[Data records]
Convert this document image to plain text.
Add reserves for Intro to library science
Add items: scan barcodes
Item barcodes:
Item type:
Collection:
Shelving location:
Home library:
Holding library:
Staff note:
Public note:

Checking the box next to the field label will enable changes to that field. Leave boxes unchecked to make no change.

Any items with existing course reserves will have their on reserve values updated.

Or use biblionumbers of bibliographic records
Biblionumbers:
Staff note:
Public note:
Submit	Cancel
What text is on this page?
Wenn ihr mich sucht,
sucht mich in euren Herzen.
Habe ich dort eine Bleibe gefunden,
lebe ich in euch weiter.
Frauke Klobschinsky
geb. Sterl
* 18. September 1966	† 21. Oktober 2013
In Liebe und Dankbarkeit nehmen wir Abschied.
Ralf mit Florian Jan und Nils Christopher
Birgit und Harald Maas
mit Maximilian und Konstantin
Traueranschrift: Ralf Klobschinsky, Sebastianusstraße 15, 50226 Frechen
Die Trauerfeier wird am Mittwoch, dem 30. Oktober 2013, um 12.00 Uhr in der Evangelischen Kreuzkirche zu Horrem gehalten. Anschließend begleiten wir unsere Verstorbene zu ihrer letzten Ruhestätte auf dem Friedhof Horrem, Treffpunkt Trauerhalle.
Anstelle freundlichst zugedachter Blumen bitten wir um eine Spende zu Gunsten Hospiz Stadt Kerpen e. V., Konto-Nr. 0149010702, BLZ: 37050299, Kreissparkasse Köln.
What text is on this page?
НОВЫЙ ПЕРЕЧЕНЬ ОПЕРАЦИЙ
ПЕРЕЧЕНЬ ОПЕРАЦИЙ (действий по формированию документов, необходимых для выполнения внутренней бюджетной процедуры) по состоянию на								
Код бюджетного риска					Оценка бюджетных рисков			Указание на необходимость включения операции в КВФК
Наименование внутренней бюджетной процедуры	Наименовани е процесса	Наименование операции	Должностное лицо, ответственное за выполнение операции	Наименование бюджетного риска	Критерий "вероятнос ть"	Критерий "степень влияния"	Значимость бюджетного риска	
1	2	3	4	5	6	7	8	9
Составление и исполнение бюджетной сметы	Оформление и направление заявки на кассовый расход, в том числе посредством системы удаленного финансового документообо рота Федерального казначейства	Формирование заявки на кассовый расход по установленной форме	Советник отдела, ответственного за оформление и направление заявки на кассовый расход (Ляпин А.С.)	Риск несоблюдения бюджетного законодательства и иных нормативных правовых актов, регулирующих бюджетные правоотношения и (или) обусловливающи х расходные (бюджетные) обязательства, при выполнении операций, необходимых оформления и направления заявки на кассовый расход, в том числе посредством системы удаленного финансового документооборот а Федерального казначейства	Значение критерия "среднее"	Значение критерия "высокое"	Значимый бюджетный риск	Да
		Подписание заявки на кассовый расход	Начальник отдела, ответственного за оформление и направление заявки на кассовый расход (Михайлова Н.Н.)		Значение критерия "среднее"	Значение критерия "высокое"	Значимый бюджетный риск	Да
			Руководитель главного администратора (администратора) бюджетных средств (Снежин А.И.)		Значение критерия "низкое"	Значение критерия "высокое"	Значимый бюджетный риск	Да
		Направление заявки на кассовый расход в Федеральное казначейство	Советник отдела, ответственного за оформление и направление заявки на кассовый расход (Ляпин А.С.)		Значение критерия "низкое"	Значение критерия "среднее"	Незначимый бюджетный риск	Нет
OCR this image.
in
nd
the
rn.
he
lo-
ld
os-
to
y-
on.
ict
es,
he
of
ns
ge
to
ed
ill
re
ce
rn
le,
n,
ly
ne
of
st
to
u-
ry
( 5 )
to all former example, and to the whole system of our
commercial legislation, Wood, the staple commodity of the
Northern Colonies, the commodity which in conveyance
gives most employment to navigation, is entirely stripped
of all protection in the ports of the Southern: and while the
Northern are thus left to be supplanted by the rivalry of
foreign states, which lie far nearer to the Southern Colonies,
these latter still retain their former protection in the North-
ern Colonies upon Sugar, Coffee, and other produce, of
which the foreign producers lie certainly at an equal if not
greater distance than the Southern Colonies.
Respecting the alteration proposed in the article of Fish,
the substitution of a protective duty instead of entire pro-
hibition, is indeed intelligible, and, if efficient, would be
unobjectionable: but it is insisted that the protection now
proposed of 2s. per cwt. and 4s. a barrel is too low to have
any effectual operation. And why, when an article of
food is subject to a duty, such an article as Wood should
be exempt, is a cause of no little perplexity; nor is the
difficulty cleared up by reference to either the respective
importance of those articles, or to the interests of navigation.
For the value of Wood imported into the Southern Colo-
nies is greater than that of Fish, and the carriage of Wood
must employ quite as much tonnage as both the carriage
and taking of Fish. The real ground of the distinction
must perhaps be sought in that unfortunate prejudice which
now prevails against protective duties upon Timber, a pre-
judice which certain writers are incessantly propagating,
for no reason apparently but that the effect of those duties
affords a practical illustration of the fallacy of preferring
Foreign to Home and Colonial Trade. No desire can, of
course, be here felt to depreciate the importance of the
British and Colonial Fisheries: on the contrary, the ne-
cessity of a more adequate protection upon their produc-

> [WHAT TO WORK ON] Write out every line of the records exactly.

> [CORRECT ANSWER]
Convert this document image to plain text.
Add reserves for Intro to library science
Add items: scan barcodes
Item barcodes:
Item type:
Collection:
Shelving location:
Home library:
Holding library:
Staff note:
Public note:

Checking the box next to the field label will enable changes to that field. Leave boxes unchecked to make no change.

Any items with existing course reserves will have their on reserve values updated.

Or use biblionumbers of bibliographic records
Biblionumbers:
Staff note:
Public note:
Submit	Cancel
What text is on this page?
Wenn ihr mich sucht,
sucht mich in euren Herzen.
Habe ich dort eine Bleibe gefunden,
lebe ich in euch weiter.
Frauke Klobschinsky
geb. Sterl
* 18. September 1966	† 21. Oktober 2013
In Liebe und Dankbarkeit nehmen wir Abschied.
Ralf mit Florian Jan und Nils Christopher
Birgit und Harald Maas
mit Maximilian und Konstantin
Traueranschrift: Ralf Klobschinsky, Sebastianusstraße 15, 50226 Frechen
Die Trauerfeier wird am Mittwoch, dem 30. Oktober 2013, um 12.00 Uhr in der Evangelischen Kreuzkirche zu Horrem gehalten. Anschließend begleiten wir unsere Verstorbene zu ihrer letzten Ruhestätte auf dem Friedhof Horrem, Treffpunkt Trauerhalle.
Anstelle freundlichst zugedachter Blumen bitten wir um eine Spende zu Gunsten Hospiz Stadt Kerpen e. V., Konto-Nr. 0149010702, BLZ: 37050299, Kreissparkasse Köln.
What text is on this page?
НОВЫЙ ПЕРЕЧЕНЬ ОПЕРАЦИЙ
ПЕРЕЧЕНЬ ОПЕРАЦИЙ (действий по формированию документов, необходимых для выполнения внутренней бюджетной процедуры) по состоянию на								
Код бюджетного риска					Оценка бюджетных рисков			Указание на необходимость включения операции в КВФК
Наименование внутренней бюджетной процедуры	Наименовани е процесса	Наименование операции	Должностное лицо, ответственное за выполнение операции	Наименование бюджетного риска	Критерий "вероятнос ть"	Критерий "степень влияния"	Значимость бюджетного риска	
1	2	3	4	5	6	7	8	9
Составление и исполнение бюджетной сметы	Оформление и направление заявки на кассовый расход, в том числе посредством системы удаленного финансового документообо рота Федерального казначейства	Формирование заявки на кассовый расход по установленной форме	Советник отдела, ответственного за оформление и направление заявки на кассовый расход (Ляпин А.С.)	Риск несоблюдения бюджетного законодательства и иных нормативных правовых актов, регулирующих бюджетные правоотношения и (или) обусловливающи х расходные (бюджетные) обязательства, при выполнении операций, необходимых оформления и направления заявки на кассовый расход, в том числе посредством системы удаленного финансового документооборот а Федерального казначейства	Значение критерия "среднее"	Значение критерия "высокое"	Значимый бюджетный риск	Да
		Подписание заявки на кассовый расход	Начальник отдела, ответственного за оформление и направление заявки на кассовый расход (Михайлова Н.Н.)		Значение критерия "среднее"	Значение критерия "высокое"	Значимый бюджетный риск	Да
			Руководитель главного администратора (администратора) бюджетных средств (Снежин А.И.)		Значение критерия "низкое"	Значение критерия "высокое"	Значимый бюджетный риск	Да
		Направление заявки на кассовый расход в Федеральное казначейство	Советник отдела, ответственного за оформление и направление заявки на кассовый расход (Ляпин А.С.)		Значение критерия "низкое"	Значение критерия "среднее"	Незначимый бюджетный риск	Нет
OCR this image.
in
nd
the
rn.
he
lo-
ld
os-
to
y-
on.
ict
es,
he
of
ns
ge
to
ed
ill
re
ce
rn
le,
n,
ly
ne
of
st
to
u-
ry
( 5 )
to all former example, and to the whole system of our
commercial legislation, Wood, the staple commodity of the
Northern Colonies, the commodity which in conveyance
gives most employment to navigation, is entirely stripped
of all protection in the ports of the Southern: and while the
Northern are thus left to be supplanted by the rivalry of
foreign states, which lie far nearer to the Southern Colonies,
these latter still retain their former protection in the North-
ern Colonies upon Sugar, Coffee, and other produce, of
which the foreign producers lie certainly at an equal if not
greater distance than the Southern Colonies.
Respecting the alteration proposed in the article of Fish,
the substitution of a protective duty instead of entire pro-
hibition, is indeed intelligible, and, if efficient, would be
unobjectionable: but it is insisted that the protection now
proposed of 2s. per cwt. and 4s. a barrel is too low to have
any effectual operation. And why, when an article of
food is subject to a duty, such an article as Wood should
be exempt, is a cause of no little perplexity; nor is the
difficulty cleared up by reference to either the respective
importance of those articles, or to the interests of navigation.
For the value of Wood imported into the Southern Colo-
nies is greater than that of Fish, and the carriage of Wood
must employ quite as much tonnage as both the carriage
and taking of Fish. The real ground of the distinction
must perhaps be sought in that unfortunate prejudice which
now prevails against protective duties upon Timber, a pre-
judice which certain writers are incessantly propagating,
for no reason apparently but that the effect of those duties
affords a practical illustration of the fallacy of preferring
Foreign to Home and Colonial Trade. No desire can, of
course, be here felt to depreciate the importance of the
British and Colonial Fisheries: on the contrary, the ne-
cessity of a more adequate protection upon their produc-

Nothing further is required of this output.